→ RECORDS FOR THIS TASK:
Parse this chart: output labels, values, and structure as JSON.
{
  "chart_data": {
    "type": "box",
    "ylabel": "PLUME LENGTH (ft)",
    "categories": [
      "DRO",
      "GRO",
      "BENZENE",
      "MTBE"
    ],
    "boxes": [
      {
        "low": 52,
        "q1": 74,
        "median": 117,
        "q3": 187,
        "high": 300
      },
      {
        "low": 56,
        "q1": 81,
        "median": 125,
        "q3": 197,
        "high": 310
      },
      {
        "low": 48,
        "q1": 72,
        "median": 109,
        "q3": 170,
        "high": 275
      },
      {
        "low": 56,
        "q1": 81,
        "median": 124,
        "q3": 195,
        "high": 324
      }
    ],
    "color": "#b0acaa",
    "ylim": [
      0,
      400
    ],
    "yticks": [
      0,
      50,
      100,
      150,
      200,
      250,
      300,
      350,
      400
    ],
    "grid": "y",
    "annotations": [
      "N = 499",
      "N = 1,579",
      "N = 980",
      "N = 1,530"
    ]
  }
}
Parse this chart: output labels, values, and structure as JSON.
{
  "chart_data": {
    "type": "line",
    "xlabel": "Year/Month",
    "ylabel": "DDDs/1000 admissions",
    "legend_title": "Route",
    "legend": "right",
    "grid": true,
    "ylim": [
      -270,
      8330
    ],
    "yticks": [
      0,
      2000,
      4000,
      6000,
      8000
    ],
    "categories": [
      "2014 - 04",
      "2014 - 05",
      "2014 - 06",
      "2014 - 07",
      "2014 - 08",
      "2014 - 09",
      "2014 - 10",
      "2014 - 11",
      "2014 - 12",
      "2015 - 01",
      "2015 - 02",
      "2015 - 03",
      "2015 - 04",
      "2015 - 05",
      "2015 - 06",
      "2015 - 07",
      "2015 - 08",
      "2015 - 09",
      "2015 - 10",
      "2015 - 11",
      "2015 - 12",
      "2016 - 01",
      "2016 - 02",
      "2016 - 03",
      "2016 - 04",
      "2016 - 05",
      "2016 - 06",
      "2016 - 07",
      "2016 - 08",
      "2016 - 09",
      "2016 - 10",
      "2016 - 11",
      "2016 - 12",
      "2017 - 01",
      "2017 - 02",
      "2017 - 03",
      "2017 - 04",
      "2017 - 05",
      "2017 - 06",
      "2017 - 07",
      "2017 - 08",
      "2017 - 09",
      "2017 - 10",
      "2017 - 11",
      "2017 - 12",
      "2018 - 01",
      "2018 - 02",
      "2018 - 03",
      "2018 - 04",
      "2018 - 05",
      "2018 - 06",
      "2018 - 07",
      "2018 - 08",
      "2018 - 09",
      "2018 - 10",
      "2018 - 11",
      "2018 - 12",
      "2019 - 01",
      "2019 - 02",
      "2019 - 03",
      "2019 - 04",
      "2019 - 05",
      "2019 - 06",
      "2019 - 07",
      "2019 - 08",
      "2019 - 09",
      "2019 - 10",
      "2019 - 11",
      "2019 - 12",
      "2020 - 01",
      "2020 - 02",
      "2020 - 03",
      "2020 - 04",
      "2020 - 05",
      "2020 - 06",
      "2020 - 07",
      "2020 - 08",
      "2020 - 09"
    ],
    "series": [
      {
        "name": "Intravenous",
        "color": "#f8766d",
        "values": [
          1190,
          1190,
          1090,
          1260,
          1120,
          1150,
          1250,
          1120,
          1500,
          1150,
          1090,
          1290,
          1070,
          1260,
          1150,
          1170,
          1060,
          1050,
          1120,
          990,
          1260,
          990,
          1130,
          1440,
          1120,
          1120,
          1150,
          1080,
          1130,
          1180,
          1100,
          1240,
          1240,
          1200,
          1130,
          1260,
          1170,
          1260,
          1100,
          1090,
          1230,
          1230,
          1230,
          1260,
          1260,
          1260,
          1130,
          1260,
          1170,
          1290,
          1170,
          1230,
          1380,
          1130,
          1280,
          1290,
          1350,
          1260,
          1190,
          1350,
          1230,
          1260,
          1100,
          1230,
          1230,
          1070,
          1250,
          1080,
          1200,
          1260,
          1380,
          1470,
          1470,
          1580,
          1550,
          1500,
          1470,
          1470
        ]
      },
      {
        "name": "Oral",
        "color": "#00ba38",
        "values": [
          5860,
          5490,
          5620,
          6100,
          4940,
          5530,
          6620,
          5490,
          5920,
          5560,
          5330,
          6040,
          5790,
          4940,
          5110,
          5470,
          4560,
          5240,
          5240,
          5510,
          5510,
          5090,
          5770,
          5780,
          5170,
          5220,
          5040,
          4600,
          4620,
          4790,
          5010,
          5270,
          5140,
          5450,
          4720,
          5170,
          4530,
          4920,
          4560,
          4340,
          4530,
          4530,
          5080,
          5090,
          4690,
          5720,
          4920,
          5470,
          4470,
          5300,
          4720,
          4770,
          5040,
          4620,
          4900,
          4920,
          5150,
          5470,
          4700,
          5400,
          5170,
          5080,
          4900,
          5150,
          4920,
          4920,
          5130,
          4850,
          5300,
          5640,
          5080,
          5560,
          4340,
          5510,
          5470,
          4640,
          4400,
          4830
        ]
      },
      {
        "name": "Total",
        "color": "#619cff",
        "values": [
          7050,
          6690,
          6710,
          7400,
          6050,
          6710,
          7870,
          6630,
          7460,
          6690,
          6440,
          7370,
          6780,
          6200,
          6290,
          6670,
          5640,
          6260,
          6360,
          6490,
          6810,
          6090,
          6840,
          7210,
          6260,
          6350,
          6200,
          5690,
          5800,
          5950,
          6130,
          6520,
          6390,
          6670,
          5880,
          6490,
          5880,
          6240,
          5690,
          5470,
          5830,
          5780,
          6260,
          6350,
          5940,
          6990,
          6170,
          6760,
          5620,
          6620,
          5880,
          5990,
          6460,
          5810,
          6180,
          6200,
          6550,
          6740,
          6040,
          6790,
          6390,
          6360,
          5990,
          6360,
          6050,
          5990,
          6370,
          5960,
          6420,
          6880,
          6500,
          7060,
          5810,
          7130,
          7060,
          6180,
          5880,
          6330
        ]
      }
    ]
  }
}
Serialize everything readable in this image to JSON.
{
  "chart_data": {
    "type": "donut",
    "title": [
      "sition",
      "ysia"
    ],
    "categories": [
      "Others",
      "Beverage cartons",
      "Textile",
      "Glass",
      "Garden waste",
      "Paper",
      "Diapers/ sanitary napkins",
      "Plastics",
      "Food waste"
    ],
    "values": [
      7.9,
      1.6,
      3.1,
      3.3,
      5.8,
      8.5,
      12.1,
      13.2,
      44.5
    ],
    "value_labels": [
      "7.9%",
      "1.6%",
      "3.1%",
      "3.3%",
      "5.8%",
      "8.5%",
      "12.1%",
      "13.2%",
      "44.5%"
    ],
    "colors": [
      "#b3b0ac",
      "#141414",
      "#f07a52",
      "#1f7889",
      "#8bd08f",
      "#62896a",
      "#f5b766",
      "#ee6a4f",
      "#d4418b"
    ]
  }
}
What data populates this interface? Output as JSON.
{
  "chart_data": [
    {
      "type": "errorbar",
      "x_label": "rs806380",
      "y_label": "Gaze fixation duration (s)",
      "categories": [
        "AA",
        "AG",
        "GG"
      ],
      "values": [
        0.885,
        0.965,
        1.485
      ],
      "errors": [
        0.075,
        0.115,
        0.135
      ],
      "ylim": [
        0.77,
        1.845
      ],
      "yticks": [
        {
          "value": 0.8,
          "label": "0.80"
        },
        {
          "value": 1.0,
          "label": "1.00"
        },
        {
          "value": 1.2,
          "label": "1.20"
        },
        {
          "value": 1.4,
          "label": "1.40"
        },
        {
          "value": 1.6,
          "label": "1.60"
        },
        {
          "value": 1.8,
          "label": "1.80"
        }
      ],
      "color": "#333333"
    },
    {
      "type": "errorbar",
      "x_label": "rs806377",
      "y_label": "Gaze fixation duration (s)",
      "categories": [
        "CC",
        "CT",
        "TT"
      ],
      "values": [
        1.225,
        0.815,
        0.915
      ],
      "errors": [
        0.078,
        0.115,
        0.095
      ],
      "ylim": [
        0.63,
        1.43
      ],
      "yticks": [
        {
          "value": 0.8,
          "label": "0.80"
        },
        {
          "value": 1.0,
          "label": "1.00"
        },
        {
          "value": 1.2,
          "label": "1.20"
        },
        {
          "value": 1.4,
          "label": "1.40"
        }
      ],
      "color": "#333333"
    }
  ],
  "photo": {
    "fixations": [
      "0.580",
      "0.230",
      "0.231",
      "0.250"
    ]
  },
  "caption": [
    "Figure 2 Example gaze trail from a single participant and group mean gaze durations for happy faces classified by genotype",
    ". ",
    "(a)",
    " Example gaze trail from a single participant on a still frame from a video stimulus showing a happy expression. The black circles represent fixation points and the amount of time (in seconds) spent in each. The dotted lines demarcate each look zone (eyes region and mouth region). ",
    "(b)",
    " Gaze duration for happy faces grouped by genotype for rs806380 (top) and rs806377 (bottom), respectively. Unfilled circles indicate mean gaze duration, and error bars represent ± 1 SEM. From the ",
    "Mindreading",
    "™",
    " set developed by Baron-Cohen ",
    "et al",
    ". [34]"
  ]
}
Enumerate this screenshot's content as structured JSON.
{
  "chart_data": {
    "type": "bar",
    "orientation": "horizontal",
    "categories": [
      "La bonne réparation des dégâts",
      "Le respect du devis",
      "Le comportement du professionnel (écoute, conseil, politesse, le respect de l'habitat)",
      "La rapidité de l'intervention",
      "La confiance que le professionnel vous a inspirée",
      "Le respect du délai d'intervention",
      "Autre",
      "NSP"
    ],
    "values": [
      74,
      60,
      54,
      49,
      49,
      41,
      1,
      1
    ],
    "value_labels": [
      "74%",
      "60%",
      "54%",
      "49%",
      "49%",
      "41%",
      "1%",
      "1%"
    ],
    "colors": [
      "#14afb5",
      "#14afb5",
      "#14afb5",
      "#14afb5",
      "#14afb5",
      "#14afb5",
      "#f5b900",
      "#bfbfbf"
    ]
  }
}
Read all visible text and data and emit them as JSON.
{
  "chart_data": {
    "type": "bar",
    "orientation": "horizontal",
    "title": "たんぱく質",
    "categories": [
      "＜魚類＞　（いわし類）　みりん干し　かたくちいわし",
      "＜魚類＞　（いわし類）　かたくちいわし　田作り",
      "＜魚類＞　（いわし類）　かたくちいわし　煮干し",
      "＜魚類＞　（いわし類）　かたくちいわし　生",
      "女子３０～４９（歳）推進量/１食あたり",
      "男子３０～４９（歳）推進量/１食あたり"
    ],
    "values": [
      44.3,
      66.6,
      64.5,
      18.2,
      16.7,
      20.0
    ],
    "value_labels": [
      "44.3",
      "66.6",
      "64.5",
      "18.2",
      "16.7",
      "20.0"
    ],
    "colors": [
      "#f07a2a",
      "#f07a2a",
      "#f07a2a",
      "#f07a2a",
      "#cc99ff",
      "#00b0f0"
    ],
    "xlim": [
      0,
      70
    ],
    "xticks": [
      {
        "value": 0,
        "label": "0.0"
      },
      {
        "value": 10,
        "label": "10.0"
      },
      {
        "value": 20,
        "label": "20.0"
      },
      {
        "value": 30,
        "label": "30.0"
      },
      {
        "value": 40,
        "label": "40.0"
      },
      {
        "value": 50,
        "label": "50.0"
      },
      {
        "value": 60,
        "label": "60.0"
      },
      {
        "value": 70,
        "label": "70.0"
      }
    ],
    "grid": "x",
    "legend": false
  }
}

→ THE EXERCISE:
Copy each line that contains the word "name".

→ OUTPUT OF THE EXERCISE:
        "name": "Intravenous",
        "name": "Oral",
        "name": "Total",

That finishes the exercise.